══ Recorded data

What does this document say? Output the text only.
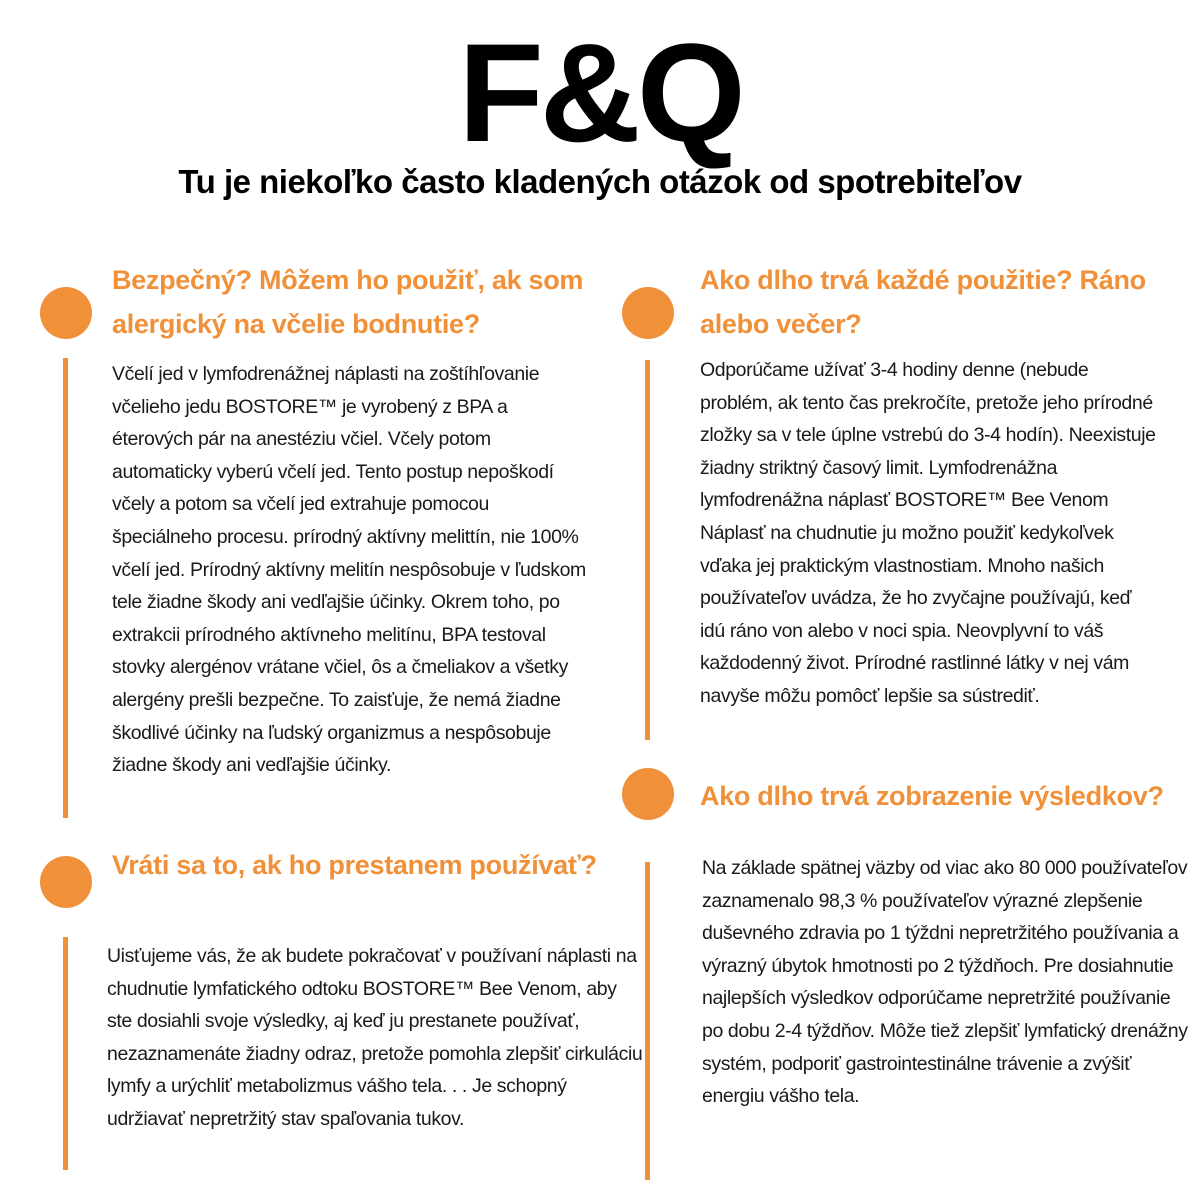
F&Q
Tu je niekoľko často kladených otázok od spotrebiteľov
Bezpečný? Môžem ho použiť, ak som alergický na včelie bodnutie?
Včelí jed v lymfodrenážnej náplasti na zoštíhľovanie včelieho jedu BOSTORE™ je vyrobený z BPA a éterových pár na anestéziu včiel. Včely potom automaticky vyberú včelí jed. Tento postup nepoškodí včely a potom sa včelí jed extrahuje pomocou špeciálneho procesu. prírodný aktívny melittín, nie 100% včelí jed. Prírodný aktívny melitín nespôsobuje v ľudskom tele žiadne škody ani vedľajšie účinky. Okrem toho, po extrakcii prírodného aktívneho melitínu, BPA testoval stovky alergénov vrátane včiel, ôs a čmeliakov a všetky alergény prešli bezpečne. To zaisťuje, že nemá žiadne škodlivé účinky na ľudský organizmus a nespôsobuje žiadne škody ani vedľajšie účinky.
Vráti sa to, ak ho prestanem používať?
Uisťujeme vás, že ak budete pokračovať v používaní náplasti na chudnutie lymfatického odtoku BOSTORE™ Bee Venom, aby ste dosiahli svoje výsledky, aj keď ju prestanete používať, nezaznamenáte žiadny odraz, pretože pomohla zlepšiť cirkuláciu lymfy a urýchliť metabolizmus vášho tela. . . Je schopný udržiavať nepretržitý stav spaľovania tukov.
Ako dlho trvá každé použitie? Ráno alebo večer?
Odporúčame užívať 3-4 hodiny denne (nebude problém, ak tento čas prekročíte, pretože jeho prírodné zložky sa v tele úplne vstrebú do 3-4 hodín). Neexistuje žiadny striktný časový limit. Lymfodrenážna lymfodrenážna náplasť BOSTORE™ Bee Venom Náplasť na chudnutie ju možno použiť kedykoľvek vďaka jej praktickým vlastnostiam. Mnoho našich používateľov uvádza, že ho zvyčajne používajú, keď idú ráno von alebo v noci spia. Neovplyvní to váš každodenný život. Prírodné rastlinné látky v nej vám navyše môžu pomôcť lepšie sa sústrediť.
Ako dlho trvá zobrazenie výsledkov?
Na základe spätnej väzby od viac ako 80 000 používateľov zaznamenalo 98,3 % používateľov výrazné zlepšenie duševného zdravia po 1 týždni nepretržitého používania a výrazný úbytok hmotnosti po 2 týždňoch. Pre dosiahnutie najlepších výsledkov odporúčame nepretržité používanie po dobu 2-4 týždňov. Môže tiež zlepšiť lymfatický drenážny systém, podporiť gastrointestinálne trávenie a zvýšiť energiu vášho tela.
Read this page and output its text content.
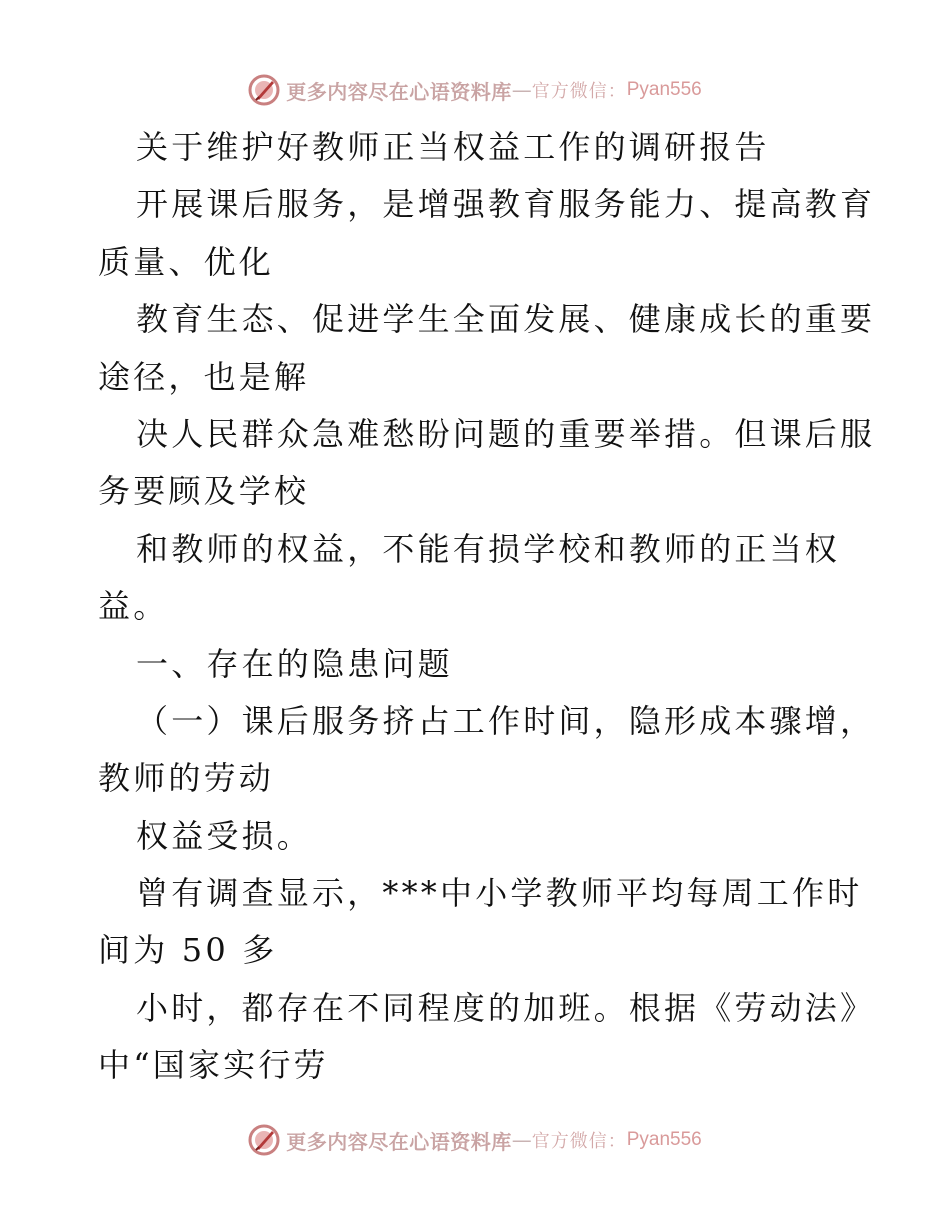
更多内容尽在心语资料库 — 官方微信： Pyan556
关于维护好教师正当权益工作的调研报告
开展课后服务，是增强教育服务能力、提高教育
质量、优化
教育生态、促进学生全面发展、健康成长的重要
途径，也是解
决人民群众急难愁盼问题的重要举措。但课后服
务要顾及学校
和教师的权益，不能有损学校和教师的正当权
益。
一、存在的隐患问题
（一）课后服务挤占工作时间，隐形成本骤增，
教师的劳动
权益受损。
曾有调查显示，***中小学教师平均每周工作时
间为 50 多
小时，都存在不同程度的加班。根据《劳动法》
中“国家实行劳
更多内容尽在心语资料库 — 官方微信： Pyan556
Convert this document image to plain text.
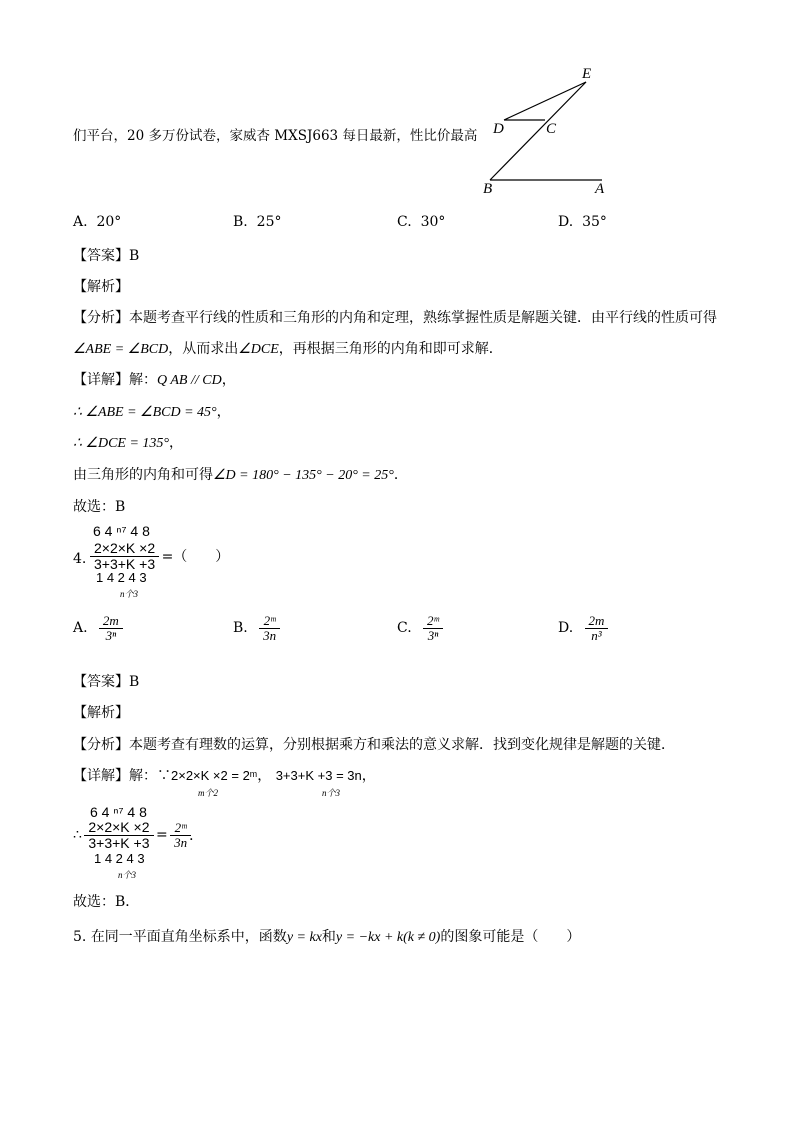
们平台，20 多万份试卷，家威杏 MXSJ663 每日最新，性比价最高
E
D	C
B	A
A. 20°	B. 25°	C. 30°	D. 35°
【答案】B
【解析】
【分析】本题考查平行线的性质和三角形的内角和定理，熟练掌握性质是解题关键．由平行线的性质可得
∠ABE = ∠BCD，从而求出∠DCE，再根据三角形的内角和即可求解．
【详解】解：Q AB // CD，
∴ ∠ABE = ∠BCD = 45°，
∴ ∠DCE = 135°，
由三角形的内角和可得∠D = 180° − 135° − 20° = 25°．
故选：B
6 4 ⁿ⁷ 4 8
4. $\frac{2\times 2\times K \times 2}{3+3+K +3}$ =（　　）
1 4 2 4 3
n个3
A. $\frac{2m}{\text{3ⁿ}}$	B. $\frac{\text{2ᵐ}}{3n}$	C. $\frac{\text{2ᵐ}}{\text{3ⁿ}}$	D. $\frac{2m}{\text{n³}}$
【答案】B
【解析】
【分析】本题考查有理数的运算，分别根据乘方和乘法的意义求解．找到变化规律是解题的关键．
【详解】解：∵2×2×K ×2 = 2ᵐ， 3+3+K +3 = 3n，
m个2	n个3
6 4 ⁿ⁷ 4 8
∴ $\frac{2\times 2\times K \times 2}{3+3+K +3} = \frac{\text{2ᵐ}}{3n}$ ．
1 4 2 4 3
n个3
故选：B．
5. 在同一平面直角坐标系中，函数y = kx和y = −kx + k(k ≠ 0)的图象可能是（　　）
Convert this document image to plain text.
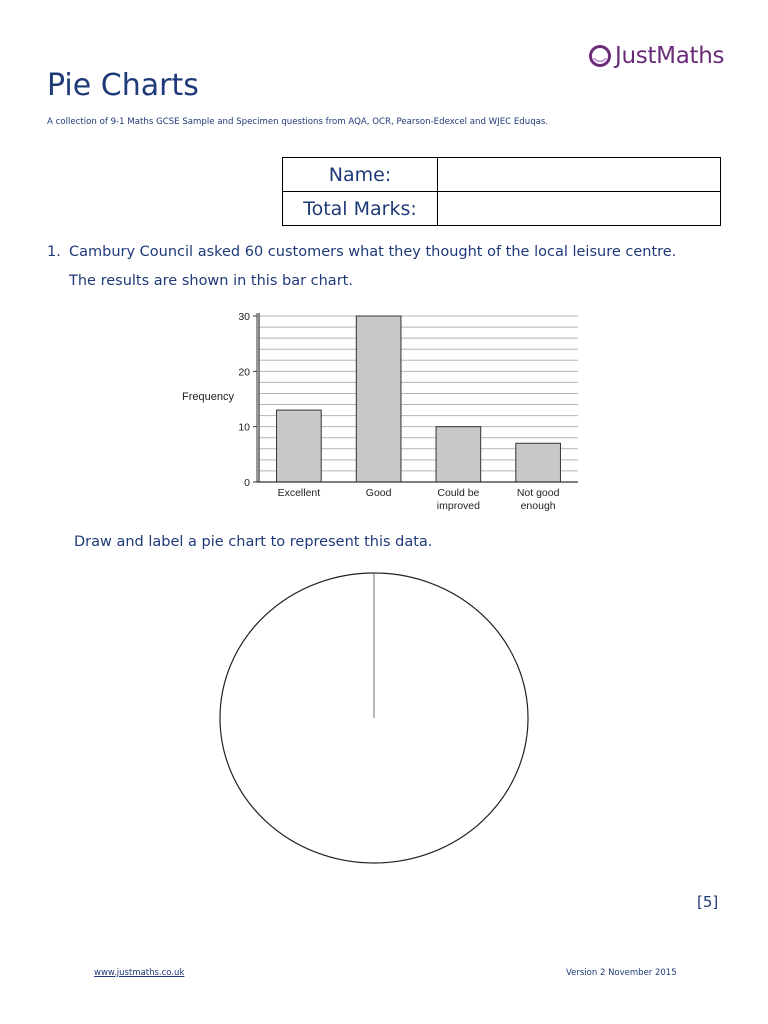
JustMaths
Pie Charts
A collection of 9-1 Maths GCSE Sample and Specimen questions from AQA, OCR, Pearson-Edexcel and WJEC Eduqas.
Name:	
Total Marks:	
1. Cambury Council asked 60 customers what they thought of the local leisure centre.
The results are shown in this bar chart.
Excellent	Good	Could be
improved
Not good
enough
0
10
20
30
Frequency
Draw and label a pie chart to represent this data.
[5]
www.justmaths.co.uk	Version 2 November 2015
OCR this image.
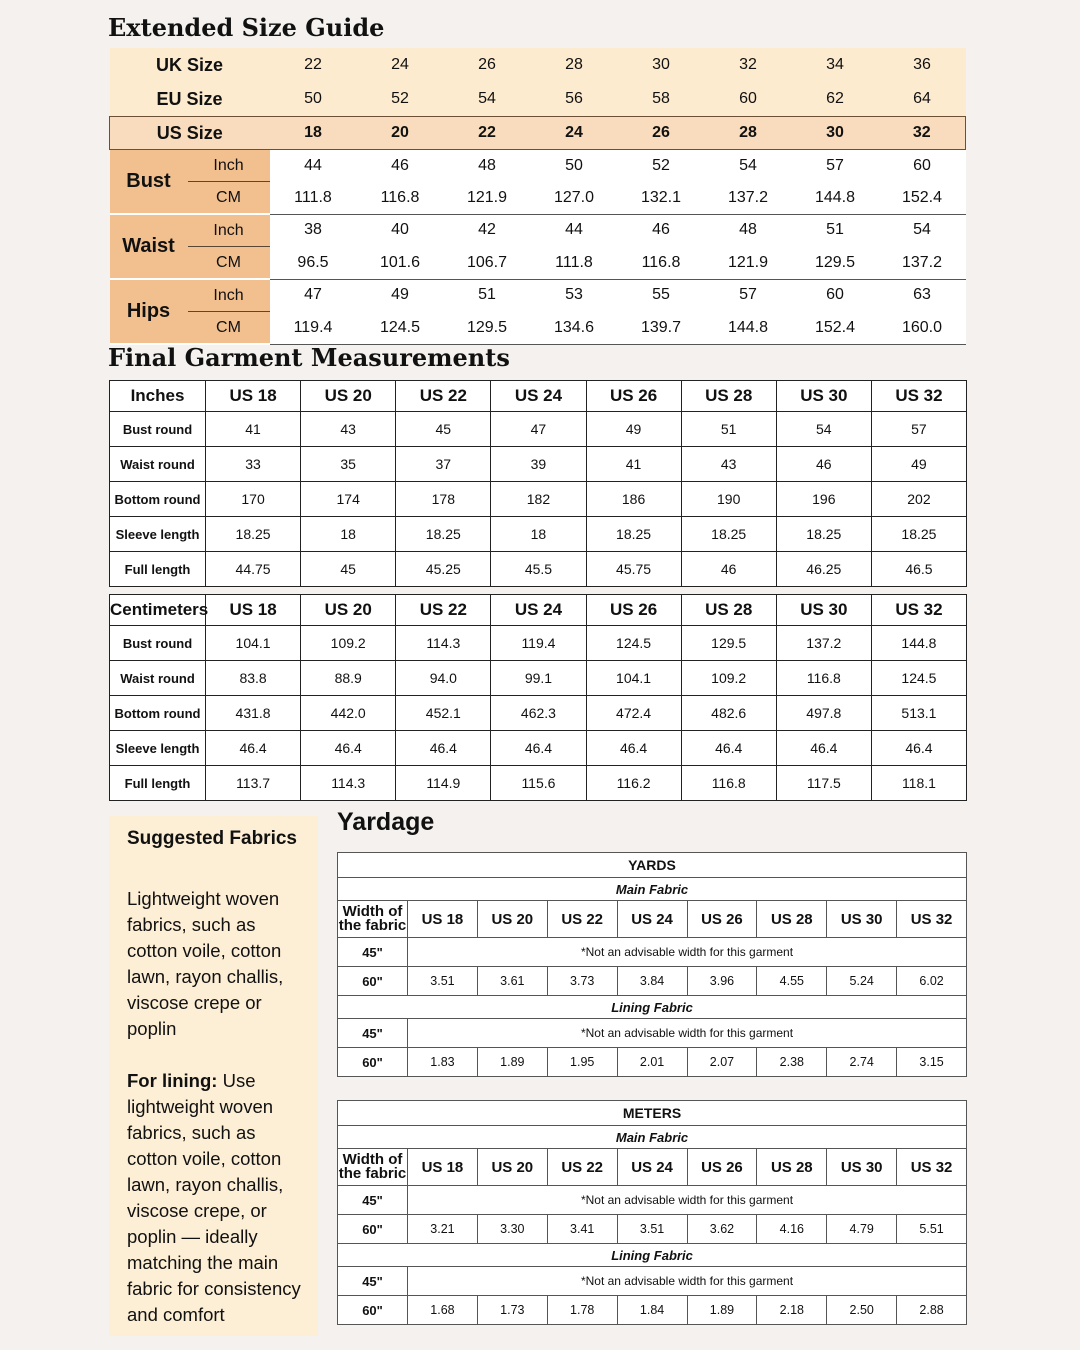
Extended Size Guide
UK Size		22	24	26	28	30	32	34	36
EU Size		50	52	54	56	58	60	62	64
US Size		18	20	22	24	26	28	30	32
Bust	Inch	44	46	48	50	52	54	57	60
	CM	111.8	116.8	121.9	127.0	132.1	137.2	144.8	152.4
Waist	Inch	38	40	42	44	46	48	51	54
	CM	96.5	101.6	106.7	111.8	116.8	121.9	129.5	137.2
Hips	Inch	47	49	51	53	55	57	60	63
	CM	119.4	124.5	129.5	134.6	139.7	144.8	152.4	160.0
Final Garment Measurements
Inches	US 18	US 20	US 22	US 24	US 26	US 28	US 30	US 32
Bust round	41	43	45	47	49	51	54	57
Waist round	33	35	37	39	41	43	46	49
Bottom round	170	174	178	182	186	190	196	202
Sleeve length	18.25	18	18.25	18	18.25	18.25	18.25	18.25
Full length	44.75	45	45.25	45.5	45.75	46	46.25	46.5
Centimeters	US 18	US 20	US 22	US 24	US 26	US 28	US 30	US 32
Bust round	104.1	109.2	114.3	119.4	124.5	129.5	137.2	144.8
Waist round	83.8	88.9	94.0	99.1	104.1	109.2	116.8	124.5
Bottom round	431.8	442.0	452.1	462.3	472.4	482.6	497.8	513.1
Sleeve length	46.4	46.4	46.4	46.4	46.4	46.4	46.4	46.4
Full length	113.7	114.3	114.9	115.6	116.2	116.8	117.5	118.1
Suggested Fabrics

Lightweight woven fabrics, such as cotton voile, cotton lawn, rayon challis, viscose crepe or poplin

For lining: Use lightweight woven fabrics, such as cotton voile, cotton lawn, rayon challis, viscose crepe, or poplin — ideally matching the main fabric for consistency and comfort

Yardage
YARDS								
Main Fabric								
Width of
the fabric	US 18	US 20	US 22	US 24	US 26	US 28	US 30	US 32
45"	*Not an advisable width for this garment							
60"	3.51	3.61	3.73	3.84	3.96	4.55	5.24	6.02
Lining Fabric								
45"	*Not an advisable width for this garment							
60"	1.83	1.89	1.95	2.01	2.07	2.38	2.74	3.15
METERS								
Main Fabric								
Width of
the fabric	US 18	US 20	US 22	US 24	US 26	US 28	US 30	US 32
45"	*Not an advisable width for this garment							
60"	3.21	3.30	3.41	3.51	3.62	4.16	4.79	5.51
Lining Fabric								
45"	*Not an advisable width for this garment							
60"	1.68	1.73	1.78	1.84	1.89	2.18	2.50	2.88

════

- **Exercise**:
For this exercise, gather every line of the data that contains the word "dlho".

- **Response for this exercise**:
Ako dlho trvá každé použitie? Ráno alebo večer?
Ako dlho trvá zobrazenie výsledkov?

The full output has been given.